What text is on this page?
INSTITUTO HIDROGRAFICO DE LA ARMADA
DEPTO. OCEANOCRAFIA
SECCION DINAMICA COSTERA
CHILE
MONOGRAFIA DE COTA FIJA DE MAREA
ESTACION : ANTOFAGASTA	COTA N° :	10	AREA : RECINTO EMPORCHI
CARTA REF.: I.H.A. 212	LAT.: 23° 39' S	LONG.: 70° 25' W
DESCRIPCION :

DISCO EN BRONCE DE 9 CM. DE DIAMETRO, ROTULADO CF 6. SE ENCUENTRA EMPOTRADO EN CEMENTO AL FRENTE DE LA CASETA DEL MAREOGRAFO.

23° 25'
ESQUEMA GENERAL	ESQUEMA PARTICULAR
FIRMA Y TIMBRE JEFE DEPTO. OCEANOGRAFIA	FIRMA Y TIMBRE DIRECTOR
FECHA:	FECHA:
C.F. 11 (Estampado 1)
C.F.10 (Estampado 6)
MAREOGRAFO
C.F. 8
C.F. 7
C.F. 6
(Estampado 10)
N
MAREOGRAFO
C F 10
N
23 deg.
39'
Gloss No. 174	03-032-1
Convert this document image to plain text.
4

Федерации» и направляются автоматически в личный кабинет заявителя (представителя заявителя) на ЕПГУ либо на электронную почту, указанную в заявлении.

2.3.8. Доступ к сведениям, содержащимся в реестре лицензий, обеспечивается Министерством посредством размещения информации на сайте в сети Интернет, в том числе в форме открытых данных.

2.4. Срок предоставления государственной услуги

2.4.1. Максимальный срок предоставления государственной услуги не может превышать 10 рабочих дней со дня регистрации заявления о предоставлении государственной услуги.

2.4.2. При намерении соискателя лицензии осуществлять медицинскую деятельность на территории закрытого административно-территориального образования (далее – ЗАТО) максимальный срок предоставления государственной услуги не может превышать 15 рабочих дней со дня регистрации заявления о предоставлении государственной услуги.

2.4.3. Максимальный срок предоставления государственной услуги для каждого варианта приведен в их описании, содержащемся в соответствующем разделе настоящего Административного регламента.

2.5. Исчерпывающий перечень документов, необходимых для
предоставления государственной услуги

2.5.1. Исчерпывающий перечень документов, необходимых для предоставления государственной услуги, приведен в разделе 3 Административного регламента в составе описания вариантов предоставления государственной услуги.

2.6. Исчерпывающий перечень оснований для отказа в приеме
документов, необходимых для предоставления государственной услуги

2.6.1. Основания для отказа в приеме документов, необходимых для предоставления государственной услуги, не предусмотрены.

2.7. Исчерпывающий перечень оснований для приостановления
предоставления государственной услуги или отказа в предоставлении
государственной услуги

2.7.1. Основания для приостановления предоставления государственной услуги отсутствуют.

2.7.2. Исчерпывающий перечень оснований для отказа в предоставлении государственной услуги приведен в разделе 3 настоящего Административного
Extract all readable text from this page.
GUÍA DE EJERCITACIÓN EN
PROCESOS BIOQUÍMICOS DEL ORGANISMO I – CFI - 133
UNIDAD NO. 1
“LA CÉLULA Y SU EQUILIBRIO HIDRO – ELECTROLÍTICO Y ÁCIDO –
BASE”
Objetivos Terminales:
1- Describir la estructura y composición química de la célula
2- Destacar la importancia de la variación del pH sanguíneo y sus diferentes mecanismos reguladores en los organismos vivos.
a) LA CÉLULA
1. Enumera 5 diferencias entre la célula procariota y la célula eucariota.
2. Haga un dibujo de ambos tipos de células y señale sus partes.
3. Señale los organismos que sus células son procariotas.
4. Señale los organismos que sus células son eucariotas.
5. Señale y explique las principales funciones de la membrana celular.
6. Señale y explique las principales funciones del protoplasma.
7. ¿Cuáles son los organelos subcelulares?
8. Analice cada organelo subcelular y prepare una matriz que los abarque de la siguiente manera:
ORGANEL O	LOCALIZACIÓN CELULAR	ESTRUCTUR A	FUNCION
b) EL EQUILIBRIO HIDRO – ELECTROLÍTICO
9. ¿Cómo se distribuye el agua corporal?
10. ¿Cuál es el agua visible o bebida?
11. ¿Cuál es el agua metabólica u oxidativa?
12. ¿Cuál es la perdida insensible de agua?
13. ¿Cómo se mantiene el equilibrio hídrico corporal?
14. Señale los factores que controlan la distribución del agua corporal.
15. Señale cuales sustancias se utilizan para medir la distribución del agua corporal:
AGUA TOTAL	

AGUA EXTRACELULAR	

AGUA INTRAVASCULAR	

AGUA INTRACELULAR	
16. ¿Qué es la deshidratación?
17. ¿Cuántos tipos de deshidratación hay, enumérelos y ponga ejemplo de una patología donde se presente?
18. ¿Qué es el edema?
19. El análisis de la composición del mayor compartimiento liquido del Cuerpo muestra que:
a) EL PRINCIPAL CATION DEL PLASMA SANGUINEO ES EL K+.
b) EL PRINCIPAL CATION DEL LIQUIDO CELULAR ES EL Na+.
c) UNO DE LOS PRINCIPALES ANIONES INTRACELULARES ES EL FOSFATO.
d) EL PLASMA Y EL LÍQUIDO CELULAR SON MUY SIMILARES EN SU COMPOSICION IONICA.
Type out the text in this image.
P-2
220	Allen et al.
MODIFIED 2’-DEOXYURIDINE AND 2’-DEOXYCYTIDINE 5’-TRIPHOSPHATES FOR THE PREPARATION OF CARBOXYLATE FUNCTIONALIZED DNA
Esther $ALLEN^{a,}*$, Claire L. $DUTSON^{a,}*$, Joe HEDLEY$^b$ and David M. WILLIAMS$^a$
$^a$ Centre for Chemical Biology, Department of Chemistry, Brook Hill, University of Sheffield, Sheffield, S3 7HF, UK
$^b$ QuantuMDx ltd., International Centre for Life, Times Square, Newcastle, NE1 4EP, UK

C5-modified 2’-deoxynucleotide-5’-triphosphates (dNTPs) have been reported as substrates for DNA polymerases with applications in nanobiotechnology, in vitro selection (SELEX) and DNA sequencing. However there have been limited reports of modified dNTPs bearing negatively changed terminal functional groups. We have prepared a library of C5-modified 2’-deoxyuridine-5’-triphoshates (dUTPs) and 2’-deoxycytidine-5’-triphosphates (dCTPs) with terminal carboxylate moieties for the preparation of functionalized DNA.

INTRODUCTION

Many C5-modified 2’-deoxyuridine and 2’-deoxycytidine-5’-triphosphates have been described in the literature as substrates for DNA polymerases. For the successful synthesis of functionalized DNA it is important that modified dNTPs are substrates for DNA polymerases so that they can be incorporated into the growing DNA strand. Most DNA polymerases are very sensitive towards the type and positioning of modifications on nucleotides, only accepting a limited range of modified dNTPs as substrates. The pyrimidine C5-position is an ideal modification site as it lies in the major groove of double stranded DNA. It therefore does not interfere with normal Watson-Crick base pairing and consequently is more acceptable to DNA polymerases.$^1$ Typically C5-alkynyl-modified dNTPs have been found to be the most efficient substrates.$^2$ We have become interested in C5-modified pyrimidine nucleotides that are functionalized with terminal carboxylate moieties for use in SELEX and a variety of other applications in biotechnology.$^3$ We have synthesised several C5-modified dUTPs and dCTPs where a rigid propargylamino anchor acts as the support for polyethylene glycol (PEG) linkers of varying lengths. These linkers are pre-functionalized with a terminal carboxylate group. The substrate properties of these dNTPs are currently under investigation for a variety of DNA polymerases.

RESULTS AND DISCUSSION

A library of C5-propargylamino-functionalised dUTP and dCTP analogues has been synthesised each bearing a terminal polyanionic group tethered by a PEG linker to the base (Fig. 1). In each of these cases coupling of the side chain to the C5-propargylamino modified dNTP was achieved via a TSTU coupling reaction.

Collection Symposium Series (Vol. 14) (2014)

◆ Exercise objective: Each line that has the word "COTA" should be copied.

◆ Solution for this problem:
MONOGRAFIA DE COTA FIJA DE MAREA
ESTACION : ANTOFAGASTA	COTA N° :	10	AREA : RECINTO EMPORCHI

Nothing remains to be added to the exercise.